* [Work item]
Which lines below contain "system"? Copy every one of them.

--- Dataset extract ---

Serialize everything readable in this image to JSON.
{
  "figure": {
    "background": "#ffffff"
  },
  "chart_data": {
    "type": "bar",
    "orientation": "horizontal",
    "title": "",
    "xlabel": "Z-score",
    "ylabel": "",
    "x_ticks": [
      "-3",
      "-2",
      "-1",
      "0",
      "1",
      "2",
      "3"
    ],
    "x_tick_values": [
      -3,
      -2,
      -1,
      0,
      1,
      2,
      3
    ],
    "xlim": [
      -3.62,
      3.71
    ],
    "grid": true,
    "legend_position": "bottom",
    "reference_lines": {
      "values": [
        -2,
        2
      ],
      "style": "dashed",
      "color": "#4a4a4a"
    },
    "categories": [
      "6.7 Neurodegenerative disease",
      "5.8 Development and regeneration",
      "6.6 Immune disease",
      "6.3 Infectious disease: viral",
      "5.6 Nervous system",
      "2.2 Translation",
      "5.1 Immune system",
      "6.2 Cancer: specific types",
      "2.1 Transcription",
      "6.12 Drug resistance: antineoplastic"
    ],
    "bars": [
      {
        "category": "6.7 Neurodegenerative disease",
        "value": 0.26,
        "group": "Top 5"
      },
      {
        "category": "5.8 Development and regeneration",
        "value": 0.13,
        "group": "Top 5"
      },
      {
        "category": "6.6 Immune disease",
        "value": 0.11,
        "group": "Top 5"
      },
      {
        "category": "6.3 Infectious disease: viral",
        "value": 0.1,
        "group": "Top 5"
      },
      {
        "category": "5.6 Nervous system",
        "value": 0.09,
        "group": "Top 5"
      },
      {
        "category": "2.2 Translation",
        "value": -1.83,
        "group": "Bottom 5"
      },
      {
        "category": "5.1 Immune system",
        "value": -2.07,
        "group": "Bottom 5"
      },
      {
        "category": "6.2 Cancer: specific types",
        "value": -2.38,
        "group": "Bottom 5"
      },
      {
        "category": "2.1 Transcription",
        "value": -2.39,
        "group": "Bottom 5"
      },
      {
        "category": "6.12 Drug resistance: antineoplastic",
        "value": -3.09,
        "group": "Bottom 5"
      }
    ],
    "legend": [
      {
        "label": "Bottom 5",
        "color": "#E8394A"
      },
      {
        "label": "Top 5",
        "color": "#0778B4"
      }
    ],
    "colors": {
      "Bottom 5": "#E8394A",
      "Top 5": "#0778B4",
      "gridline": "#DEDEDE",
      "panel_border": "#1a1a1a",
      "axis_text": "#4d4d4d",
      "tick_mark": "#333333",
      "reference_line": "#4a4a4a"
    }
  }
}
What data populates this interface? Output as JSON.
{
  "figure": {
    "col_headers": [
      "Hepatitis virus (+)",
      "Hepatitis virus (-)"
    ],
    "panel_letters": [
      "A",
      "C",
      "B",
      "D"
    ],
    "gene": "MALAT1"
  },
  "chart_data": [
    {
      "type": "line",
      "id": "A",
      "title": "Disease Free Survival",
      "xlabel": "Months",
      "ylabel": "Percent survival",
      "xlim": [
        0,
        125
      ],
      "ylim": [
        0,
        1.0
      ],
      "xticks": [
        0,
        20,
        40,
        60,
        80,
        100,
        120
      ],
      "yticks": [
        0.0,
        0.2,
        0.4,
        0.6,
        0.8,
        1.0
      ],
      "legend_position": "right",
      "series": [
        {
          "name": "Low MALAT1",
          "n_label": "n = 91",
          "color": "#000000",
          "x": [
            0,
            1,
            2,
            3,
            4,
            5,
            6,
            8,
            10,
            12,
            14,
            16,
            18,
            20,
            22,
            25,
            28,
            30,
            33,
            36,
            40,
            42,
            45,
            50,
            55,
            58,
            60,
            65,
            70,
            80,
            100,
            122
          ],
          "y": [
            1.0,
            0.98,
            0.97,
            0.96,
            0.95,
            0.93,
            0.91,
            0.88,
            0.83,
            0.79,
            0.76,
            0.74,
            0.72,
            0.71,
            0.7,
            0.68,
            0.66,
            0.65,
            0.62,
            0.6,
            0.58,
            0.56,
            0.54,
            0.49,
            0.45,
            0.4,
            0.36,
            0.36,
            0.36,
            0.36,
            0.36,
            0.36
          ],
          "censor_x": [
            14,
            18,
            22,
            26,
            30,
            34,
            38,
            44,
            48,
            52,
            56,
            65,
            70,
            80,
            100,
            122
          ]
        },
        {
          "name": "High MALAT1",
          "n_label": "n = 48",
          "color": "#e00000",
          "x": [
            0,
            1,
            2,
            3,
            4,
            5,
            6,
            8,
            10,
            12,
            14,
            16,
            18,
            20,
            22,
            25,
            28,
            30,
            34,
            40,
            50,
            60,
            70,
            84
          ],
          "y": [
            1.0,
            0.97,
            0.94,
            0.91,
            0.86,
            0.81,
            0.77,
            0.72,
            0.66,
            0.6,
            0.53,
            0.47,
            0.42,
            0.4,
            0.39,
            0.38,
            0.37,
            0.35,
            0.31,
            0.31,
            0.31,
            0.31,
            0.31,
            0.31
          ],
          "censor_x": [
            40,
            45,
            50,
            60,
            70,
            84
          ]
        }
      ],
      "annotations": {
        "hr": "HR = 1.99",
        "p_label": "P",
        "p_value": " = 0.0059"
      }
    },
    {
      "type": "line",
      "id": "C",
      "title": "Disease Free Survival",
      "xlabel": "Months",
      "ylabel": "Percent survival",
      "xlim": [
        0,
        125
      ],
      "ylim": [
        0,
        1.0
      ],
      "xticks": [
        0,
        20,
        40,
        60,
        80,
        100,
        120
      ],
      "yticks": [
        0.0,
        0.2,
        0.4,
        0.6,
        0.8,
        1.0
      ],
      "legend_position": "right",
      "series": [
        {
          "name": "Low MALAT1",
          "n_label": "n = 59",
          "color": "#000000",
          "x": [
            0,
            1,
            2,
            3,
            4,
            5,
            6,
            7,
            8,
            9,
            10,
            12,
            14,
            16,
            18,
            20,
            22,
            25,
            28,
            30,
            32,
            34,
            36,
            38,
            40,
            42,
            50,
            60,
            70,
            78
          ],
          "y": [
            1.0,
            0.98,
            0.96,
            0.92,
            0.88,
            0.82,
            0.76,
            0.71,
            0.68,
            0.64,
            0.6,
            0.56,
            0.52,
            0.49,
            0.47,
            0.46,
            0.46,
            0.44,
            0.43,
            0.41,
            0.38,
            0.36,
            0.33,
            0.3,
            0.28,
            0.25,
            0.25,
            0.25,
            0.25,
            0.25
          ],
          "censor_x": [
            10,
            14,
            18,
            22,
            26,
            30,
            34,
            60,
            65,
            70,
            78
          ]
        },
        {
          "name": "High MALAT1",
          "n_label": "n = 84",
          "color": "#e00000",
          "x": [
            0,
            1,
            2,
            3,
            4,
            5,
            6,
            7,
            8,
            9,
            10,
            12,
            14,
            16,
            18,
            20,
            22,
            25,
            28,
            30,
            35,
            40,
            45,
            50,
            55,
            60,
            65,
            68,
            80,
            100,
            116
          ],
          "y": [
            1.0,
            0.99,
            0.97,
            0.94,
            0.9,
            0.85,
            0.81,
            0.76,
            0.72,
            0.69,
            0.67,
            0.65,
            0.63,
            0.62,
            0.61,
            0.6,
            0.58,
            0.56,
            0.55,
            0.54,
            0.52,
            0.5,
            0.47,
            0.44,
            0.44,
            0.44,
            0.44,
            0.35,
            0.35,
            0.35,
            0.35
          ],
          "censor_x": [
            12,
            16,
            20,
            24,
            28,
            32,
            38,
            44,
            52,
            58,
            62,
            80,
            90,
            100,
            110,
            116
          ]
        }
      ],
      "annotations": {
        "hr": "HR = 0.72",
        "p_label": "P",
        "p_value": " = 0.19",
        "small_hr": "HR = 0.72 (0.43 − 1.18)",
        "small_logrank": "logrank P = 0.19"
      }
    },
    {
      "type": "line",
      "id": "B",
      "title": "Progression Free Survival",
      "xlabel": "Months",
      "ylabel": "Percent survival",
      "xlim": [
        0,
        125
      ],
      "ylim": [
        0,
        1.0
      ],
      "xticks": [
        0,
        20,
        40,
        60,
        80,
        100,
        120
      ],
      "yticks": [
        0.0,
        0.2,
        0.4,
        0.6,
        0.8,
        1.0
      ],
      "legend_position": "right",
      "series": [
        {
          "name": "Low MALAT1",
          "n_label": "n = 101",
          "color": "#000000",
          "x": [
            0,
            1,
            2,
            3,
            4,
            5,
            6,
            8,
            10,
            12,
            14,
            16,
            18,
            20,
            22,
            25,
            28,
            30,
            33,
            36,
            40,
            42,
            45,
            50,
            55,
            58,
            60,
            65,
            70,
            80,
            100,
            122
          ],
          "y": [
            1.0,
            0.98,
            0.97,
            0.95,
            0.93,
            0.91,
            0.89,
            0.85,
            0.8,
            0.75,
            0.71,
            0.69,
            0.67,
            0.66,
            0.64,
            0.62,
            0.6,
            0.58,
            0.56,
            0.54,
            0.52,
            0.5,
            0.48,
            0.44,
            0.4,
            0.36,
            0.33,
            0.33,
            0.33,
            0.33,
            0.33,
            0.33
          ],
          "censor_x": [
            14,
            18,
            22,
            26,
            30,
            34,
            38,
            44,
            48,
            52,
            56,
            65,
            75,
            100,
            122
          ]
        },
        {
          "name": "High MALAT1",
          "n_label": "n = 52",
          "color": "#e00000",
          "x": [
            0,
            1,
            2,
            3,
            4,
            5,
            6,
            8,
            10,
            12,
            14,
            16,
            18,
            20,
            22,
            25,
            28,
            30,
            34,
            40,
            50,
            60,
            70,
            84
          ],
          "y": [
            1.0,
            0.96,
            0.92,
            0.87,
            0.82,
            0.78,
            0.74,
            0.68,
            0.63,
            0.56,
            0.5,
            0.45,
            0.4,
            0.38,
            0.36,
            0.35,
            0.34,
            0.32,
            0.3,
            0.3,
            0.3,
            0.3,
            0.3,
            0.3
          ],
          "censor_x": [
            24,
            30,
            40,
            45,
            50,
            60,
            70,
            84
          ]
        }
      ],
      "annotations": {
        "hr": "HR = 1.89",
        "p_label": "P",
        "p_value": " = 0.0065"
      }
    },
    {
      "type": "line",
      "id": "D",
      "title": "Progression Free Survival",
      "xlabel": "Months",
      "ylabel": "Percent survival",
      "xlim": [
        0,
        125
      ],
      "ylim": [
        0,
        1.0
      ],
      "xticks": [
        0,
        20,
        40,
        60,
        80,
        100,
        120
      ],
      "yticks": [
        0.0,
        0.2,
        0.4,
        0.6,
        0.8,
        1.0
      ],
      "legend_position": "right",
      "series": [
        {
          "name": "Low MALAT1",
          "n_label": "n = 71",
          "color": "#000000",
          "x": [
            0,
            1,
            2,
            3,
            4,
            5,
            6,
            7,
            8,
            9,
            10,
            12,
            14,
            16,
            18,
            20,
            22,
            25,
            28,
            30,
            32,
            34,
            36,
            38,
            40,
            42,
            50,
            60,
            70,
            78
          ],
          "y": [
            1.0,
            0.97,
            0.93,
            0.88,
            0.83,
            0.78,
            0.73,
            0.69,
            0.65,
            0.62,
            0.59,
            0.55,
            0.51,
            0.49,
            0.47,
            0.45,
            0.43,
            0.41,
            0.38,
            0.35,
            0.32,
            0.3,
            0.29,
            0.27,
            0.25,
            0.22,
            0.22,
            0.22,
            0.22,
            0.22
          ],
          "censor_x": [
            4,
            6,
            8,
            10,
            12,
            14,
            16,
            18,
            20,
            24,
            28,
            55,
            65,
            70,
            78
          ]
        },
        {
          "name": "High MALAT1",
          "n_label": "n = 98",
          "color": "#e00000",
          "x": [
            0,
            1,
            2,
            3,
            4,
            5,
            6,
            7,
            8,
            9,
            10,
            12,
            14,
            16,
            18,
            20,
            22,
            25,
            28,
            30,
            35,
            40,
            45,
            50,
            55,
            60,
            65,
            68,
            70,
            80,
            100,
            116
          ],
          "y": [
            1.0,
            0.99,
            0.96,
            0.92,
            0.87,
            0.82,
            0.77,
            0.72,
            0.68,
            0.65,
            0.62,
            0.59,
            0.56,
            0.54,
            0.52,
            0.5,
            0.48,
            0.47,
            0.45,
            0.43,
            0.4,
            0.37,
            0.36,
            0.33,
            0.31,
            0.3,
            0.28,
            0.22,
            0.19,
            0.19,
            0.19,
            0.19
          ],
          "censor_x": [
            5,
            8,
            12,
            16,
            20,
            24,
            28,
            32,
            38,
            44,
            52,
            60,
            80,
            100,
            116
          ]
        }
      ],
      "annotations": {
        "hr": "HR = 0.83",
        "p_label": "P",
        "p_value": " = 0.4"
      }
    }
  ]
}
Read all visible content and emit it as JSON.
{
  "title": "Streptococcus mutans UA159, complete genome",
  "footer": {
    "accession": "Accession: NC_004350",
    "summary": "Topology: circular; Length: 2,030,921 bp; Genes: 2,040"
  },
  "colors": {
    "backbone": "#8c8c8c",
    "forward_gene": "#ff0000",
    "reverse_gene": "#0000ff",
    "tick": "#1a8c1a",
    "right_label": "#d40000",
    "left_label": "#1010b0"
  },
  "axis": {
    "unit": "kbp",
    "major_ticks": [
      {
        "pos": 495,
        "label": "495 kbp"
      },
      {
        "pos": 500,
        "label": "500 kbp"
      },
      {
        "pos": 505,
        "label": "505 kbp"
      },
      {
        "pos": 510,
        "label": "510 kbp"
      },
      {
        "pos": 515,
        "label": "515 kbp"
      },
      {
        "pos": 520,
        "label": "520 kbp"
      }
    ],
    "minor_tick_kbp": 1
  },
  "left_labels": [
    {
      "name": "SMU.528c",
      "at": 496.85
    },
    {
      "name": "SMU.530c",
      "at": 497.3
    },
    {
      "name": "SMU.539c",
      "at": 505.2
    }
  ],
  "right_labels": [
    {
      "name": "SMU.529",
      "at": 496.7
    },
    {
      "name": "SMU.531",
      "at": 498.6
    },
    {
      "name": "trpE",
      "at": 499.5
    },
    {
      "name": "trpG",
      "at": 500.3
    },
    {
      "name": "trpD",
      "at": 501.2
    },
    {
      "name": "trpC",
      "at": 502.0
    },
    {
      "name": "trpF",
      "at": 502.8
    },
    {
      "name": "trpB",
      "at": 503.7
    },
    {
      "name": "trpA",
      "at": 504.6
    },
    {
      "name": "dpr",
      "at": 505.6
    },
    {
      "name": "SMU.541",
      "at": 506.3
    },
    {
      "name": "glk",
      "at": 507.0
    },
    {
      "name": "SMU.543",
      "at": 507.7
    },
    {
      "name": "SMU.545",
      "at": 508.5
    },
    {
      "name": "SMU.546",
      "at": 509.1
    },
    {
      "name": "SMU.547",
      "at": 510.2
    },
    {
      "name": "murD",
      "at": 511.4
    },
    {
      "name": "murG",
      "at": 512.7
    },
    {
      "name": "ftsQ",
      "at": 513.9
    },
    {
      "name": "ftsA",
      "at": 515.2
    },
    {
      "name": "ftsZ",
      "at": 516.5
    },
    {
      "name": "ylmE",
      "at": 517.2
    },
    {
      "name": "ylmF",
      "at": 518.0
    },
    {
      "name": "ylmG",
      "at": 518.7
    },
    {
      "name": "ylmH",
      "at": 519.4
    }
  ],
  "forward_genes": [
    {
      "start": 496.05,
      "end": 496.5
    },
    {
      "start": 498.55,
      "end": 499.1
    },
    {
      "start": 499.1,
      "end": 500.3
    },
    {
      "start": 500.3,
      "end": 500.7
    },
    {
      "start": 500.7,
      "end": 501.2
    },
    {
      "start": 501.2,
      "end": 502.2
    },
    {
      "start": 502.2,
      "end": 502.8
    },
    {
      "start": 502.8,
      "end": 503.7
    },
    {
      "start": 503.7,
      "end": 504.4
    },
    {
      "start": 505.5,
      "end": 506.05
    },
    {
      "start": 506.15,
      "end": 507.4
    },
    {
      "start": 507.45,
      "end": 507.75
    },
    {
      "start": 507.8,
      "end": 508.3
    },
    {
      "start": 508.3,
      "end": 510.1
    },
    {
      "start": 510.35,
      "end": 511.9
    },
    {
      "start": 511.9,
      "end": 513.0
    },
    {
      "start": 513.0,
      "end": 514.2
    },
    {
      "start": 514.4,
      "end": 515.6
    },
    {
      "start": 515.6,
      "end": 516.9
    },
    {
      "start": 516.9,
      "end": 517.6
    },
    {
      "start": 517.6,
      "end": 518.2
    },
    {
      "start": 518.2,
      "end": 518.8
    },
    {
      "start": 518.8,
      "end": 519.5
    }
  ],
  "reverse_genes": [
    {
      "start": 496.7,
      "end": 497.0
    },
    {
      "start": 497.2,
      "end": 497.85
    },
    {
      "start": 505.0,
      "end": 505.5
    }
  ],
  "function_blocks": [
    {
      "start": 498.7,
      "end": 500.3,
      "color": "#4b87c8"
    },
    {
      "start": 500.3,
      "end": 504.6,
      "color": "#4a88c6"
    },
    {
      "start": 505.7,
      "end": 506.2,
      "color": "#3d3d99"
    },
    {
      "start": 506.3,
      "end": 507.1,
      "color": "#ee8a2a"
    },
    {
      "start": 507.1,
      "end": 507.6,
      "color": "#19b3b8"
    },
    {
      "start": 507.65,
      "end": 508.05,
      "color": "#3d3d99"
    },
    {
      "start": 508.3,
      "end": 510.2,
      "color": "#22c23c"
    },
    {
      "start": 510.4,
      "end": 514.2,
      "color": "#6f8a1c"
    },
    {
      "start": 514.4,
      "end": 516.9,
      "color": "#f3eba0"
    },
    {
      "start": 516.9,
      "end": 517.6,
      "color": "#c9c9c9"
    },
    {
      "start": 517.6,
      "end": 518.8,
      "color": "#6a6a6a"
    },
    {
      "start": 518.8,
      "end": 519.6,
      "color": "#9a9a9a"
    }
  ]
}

---

* [Solution for this task]
      "5.6 Nervous system",
      "5.1 Immune system",
        "category": "5.6 Nervous system",
        "category": "5.1 Immune system",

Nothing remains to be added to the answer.